> DIRECTIVE:
Read through the entries below and return each line with the word "intercept".

◆ ◆ ◆ ◆

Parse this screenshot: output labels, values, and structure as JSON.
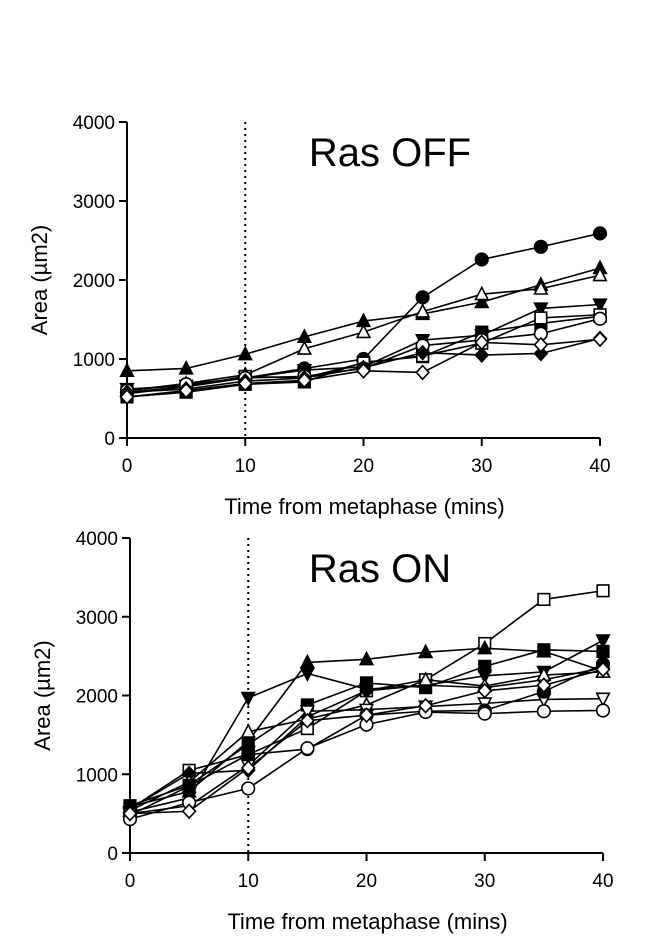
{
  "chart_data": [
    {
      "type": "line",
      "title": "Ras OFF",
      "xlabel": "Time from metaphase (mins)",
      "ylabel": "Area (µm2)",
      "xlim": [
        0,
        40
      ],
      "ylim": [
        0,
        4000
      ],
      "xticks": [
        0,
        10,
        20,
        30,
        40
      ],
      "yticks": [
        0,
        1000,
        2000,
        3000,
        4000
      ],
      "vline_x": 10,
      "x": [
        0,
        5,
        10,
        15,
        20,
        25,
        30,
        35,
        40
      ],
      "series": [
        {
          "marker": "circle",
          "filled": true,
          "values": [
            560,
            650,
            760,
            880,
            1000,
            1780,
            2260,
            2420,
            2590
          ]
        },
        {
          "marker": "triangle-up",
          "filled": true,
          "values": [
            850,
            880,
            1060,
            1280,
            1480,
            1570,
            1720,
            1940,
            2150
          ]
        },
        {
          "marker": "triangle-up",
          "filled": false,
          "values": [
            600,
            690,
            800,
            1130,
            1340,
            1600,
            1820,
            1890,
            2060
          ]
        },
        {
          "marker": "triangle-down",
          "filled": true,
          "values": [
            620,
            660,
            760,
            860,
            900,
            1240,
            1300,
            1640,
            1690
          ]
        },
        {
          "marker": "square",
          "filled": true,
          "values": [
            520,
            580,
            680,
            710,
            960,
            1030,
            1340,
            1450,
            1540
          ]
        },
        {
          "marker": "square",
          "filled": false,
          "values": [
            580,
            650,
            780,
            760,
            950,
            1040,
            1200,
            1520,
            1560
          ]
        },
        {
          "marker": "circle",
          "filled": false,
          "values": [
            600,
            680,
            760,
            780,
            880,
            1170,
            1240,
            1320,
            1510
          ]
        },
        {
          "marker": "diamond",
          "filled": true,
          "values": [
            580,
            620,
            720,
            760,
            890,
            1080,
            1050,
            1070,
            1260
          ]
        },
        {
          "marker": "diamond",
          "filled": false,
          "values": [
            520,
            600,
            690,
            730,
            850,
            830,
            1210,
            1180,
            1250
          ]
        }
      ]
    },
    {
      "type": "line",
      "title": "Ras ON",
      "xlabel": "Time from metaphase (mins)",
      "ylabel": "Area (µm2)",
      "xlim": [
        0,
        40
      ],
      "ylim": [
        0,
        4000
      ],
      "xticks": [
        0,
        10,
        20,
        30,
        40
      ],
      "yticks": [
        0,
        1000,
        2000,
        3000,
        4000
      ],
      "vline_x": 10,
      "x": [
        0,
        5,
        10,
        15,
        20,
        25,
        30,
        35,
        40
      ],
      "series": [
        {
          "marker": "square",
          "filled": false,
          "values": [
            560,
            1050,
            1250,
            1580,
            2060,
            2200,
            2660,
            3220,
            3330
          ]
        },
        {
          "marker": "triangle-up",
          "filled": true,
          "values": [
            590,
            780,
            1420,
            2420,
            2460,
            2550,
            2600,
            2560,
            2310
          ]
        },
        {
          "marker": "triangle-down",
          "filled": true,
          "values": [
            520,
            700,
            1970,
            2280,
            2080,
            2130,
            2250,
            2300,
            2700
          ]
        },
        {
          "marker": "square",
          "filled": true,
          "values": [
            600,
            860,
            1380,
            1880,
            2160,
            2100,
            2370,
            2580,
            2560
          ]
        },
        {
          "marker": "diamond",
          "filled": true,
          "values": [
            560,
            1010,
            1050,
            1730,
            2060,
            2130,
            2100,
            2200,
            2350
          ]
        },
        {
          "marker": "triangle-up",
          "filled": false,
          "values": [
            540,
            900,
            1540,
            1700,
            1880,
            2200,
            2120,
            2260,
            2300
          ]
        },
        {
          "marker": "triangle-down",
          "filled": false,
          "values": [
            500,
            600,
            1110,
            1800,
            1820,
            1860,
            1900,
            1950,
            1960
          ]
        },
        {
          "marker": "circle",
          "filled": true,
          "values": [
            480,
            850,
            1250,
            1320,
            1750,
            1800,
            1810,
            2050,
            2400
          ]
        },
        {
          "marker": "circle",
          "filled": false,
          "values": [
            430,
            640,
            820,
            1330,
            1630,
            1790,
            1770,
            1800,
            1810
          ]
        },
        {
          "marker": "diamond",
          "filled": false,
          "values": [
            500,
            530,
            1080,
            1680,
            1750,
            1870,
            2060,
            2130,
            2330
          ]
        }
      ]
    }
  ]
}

◆ ◆ ◆ ◆

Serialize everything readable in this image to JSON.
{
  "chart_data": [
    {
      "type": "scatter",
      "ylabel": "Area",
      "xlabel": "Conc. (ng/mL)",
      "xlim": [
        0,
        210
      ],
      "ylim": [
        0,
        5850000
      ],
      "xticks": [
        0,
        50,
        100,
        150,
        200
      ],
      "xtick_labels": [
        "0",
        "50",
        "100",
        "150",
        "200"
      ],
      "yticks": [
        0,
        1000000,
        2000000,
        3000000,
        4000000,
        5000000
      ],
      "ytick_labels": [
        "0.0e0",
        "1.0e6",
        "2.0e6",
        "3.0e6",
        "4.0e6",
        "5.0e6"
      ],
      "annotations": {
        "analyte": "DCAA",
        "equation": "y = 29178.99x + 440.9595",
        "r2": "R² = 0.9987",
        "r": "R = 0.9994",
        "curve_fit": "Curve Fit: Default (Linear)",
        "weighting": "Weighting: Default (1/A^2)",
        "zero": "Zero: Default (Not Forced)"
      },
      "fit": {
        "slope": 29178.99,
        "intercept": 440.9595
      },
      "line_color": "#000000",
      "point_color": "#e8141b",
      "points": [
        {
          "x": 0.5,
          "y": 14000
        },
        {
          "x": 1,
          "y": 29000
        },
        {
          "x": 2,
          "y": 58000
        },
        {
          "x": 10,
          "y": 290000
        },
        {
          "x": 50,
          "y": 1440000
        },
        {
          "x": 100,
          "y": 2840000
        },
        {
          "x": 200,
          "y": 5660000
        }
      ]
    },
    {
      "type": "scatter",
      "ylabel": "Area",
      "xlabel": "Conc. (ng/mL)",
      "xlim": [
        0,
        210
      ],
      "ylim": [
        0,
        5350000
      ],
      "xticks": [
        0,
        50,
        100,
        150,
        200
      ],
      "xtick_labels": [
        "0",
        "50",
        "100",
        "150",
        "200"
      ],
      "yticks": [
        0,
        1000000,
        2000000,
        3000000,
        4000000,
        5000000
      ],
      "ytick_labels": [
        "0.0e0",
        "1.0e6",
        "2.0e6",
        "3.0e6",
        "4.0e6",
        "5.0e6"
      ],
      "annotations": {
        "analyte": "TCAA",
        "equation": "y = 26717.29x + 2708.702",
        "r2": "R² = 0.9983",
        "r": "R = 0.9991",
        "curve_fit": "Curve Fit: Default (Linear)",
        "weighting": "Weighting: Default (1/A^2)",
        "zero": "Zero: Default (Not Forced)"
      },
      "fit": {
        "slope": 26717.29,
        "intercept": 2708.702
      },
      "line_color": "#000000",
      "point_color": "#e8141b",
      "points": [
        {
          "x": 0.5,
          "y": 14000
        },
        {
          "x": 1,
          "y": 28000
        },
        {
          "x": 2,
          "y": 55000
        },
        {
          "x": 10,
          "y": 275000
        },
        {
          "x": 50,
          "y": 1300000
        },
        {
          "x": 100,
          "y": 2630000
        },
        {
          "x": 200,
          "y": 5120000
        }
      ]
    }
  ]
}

◆ ◆ ◆ ◆

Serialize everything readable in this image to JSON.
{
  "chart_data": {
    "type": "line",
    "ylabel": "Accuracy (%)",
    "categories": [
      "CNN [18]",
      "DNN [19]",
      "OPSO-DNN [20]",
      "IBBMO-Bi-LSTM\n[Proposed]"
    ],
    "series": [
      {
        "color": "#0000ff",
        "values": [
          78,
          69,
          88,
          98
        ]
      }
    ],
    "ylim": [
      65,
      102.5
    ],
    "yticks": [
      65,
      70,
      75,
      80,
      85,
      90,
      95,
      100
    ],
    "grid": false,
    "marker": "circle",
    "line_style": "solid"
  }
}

◆ ◆ ◆ ◆

> THE ANSWER:
        "intercept": 440.9595
        "intercept": 2708.702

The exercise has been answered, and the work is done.